--- Collection entries ---
— Begin —
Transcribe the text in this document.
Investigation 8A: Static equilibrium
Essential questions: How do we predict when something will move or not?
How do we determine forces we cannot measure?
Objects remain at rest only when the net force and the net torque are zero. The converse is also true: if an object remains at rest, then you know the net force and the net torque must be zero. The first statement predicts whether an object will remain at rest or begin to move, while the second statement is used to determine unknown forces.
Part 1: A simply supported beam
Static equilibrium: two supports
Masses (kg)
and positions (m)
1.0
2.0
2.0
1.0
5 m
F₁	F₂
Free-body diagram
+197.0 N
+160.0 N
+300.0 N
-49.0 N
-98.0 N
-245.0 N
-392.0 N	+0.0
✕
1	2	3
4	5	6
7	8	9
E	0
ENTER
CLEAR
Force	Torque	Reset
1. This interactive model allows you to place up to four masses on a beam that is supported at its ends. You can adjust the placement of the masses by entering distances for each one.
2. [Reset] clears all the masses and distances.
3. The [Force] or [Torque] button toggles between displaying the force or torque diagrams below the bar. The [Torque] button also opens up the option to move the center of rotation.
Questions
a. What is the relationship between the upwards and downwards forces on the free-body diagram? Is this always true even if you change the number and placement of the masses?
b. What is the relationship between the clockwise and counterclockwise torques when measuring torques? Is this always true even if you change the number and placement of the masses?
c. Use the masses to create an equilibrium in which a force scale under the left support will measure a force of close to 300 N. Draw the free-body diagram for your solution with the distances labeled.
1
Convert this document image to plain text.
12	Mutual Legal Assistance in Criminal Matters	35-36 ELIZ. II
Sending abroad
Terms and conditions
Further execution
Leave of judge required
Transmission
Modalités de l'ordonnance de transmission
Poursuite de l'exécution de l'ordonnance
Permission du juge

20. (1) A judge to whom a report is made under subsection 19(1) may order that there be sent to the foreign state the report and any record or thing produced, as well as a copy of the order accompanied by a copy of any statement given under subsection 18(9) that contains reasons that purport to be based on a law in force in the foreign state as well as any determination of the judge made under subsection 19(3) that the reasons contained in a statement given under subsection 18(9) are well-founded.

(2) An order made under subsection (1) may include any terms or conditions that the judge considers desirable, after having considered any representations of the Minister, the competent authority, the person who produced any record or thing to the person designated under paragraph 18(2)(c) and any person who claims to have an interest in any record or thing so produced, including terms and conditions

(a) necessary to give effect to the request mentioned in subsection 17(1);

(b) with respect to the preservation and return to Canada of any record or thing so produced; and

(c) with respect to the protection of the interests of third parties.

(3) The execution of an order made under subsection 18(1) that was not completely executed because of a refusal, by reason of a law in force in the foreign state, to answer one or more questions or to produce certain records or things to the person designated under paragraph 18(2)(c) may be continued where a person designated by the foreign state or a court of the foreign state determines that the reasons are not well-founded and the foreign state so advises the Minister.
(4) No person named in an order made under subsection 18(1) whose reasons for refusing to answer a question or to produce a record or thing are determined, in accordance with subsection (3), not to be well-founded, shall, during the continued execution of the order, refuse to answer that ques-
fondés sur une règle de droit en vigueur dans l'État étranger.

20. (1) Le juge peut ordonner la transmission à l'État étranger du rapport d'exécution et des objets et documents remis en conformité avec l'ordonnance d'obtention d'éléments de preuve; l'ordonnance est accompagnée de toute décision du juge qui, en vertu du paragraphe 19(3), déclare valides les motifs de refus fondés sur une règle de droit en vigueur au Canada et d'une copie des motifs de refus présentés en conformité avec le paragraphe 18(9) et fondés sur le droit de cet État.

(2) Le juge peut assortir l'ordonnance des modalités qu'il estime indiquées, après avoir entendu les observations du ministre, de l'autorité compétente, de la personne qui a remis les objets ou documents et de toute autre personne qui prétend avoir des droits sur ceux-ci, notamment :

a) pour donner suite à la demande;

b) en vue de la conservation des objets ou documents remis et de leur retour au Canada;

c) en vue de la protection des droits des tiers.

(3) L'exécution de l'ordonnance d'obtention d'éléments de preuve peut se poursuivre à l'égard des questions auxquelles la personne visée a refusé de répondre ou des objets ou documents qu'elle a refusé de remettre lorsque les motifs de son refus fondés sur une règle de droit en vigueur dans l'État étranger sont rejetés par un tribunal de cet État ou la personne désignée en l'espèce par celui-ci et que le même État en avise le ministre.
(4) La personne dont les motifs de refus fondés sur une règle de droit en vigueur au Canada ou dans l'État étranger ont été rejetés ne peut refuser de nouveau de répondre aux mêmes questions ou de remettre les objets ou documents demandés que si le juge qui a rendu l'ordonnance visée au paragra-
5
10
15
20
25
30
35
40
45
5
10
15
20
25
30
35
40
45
— End —
--- Request ---
The word "protection" may appear on some lines of these records; state how many such lines there are, and nothing else.

--- Solution for this task ---
2